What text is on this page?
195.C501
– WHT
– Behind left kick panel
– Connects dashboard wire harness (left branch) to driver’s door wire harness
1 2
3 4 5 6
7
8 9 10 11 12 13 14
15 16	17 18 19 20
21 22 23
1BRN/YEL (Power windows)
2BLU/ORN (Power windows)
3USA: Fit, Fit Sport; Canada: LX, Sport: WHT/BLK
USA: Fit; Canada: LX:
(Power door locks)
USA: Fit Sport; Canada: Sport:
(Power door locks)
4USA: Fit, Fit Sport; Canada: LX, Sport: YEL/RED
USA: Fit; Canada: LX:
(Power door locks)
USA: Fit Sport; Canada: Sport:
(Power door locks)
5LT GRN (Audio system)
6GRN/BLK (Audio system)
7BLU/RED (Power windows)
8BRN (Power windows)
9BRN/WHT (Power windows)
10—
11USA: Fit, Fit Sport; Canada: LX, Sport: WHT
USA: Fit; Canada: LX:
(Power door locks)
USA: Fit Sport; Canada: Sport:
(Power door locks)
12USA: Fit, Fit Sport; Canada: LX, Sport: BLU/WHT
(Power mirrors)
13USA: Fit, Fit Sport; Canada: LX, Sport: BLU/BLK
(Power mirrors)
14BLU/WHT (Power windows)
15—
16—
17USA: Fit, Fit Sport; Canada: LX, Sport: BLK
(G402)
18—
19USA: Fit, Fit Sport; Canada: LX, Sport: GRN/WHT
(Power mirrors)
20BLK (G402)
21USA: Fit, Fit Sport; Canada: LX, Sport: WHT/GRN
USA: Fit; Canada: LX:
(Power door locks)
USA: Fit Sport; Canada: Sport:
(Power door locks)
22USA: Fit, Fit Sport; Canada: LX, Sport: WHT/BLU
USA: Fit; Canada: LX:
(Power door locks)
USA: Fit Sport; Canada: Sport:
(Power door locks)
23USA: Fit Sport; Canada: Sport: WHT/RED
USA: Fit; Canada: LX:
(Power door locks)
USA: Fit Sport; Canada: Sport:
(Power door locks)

**Requirements**
In the records above, locate every line with the string "Audio" and copy it.

**Answer to the task**
5LT GRN (Audio system)
6GRN/BLK (Audio system)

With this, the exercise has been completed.